## Work required
Pull out every line with the word "عذاب" from the entries below.

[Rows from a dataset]
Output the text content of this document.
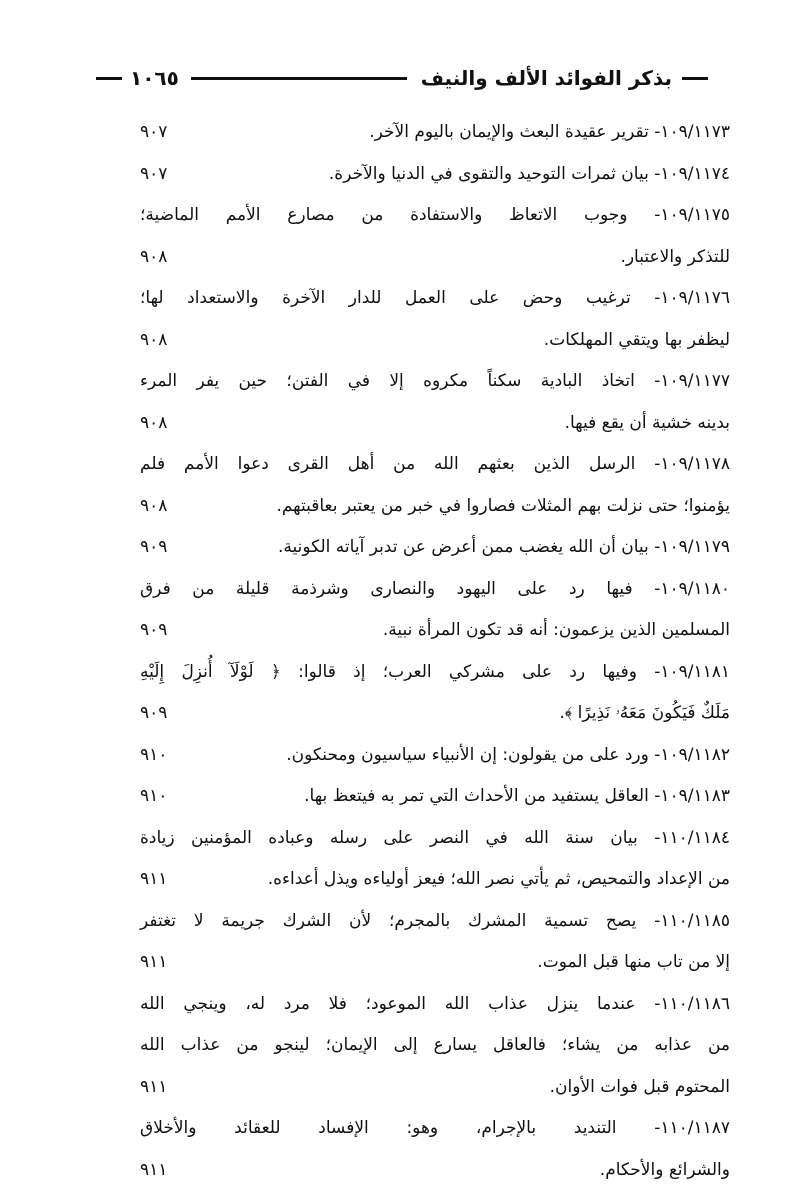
بذكر الفوائد الألف والنيف
١٠٦٥
١٠٩/١١٧٣- تقرير عقيدة البعث والإيمان باليوم الآخر.
٩٠٧
١٠٩/١١٧٤- بيان ثمرات التوحيد والتقوى في الدنيا والآخرة.
٩٠٧
١٠٩/١١٧٥- وجوب الاتعاظ والاستفادة من مصارع الأمم الماضية؛
للتذكر والاعتبار.
٩٠٨
١٠٩/١١٧٦- ترغيب وحض على العمل للدار الآخرة والاستعداد لها؛
ليظفر بها ويتقي المهلكات.
٩٠٨
١٠٩/١١٧٧- اتخاذ البادية سكناً مكروه إلا في الفتن؛ حين يفر المرء
بدينه خشية أن يقع فيها.
٩٠٨
١٠٩/١١٧٨- الرسل الذين بعثهم الله من أهل القرى دعوا الأمم فلم
يؤمنوا؛ حتى نزلت بهم المثلات فصاروا في خبر من يعتبر بعاقبتهم.
٩٠٨
١٠٩/١١٧٩- بيان أن الله يغضب ممن أعرض عن تدبر آياته الكونية.
٩٠٩
١٠٩/١١٨٠- فيها رد على اليهود والنصارى وشرذمة قليلة من فرق
المسلمين الذين يزعمون: أنه قد تكون المرأة نبية.
٩٠٩
١٠٩/١١٨١- وفيها رد على مشركي العرب؛ إذ قالوا: ﴿ لَوْلَآ أُنزِلَ إِلَيْهِ
مَلَكٌ فَيَكُونَ مَعَهُۥ نَذِيرًا ﴾.
٩٠٩
١٠٩/١١٨٢- ورد على من يقولون: إن الأنبياء سياسيون ومحنكون.
٩١٠
١٠٩/١١٨٣- العاقل يستفيد من الأحداث التي تمر به فيتعظ بها.
٩١٠
١١٠/١١٨٤- بيان سنة الله في النصر على رسله وعباده المؤمنين زيادة
من الإعداد والتمحيص، ثم يأتي نصر الله؛ فيعز أولياءه ويذل أعداءه.
٩١١
١١٠/١١٨٥- يصح تسمية المشرك بالمجرم؛ لأن الشرك جريمة لا تغتفر
إلا من تاب منها قبل الموت.
٩١١
١١٠/١١٨٦- عندما ينزل عذاب الله الموعود؛ فلا مرد له، وينجي الله
من عذابه من يشاء؛ فالعاقل يسارع إلى الإيمان؛ لينجو من عذاب الله
المحتوم قبل فوات الأوان.
٩١١
١١٠/١١٨٧- التنديد بالإجرام، وهو: الإفساد للعقائد والأخلاق
والشرائع والأحكام.
٩١١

## Full answer
١١٠/١١٨٦- عندما ينزل عذاب الله الموعود؛ فلا مرد له، وينجي الله
من عذابه من يشاء؛ فالعاقل يسارع إلى الإيمان؛ لينجو من عذاب الله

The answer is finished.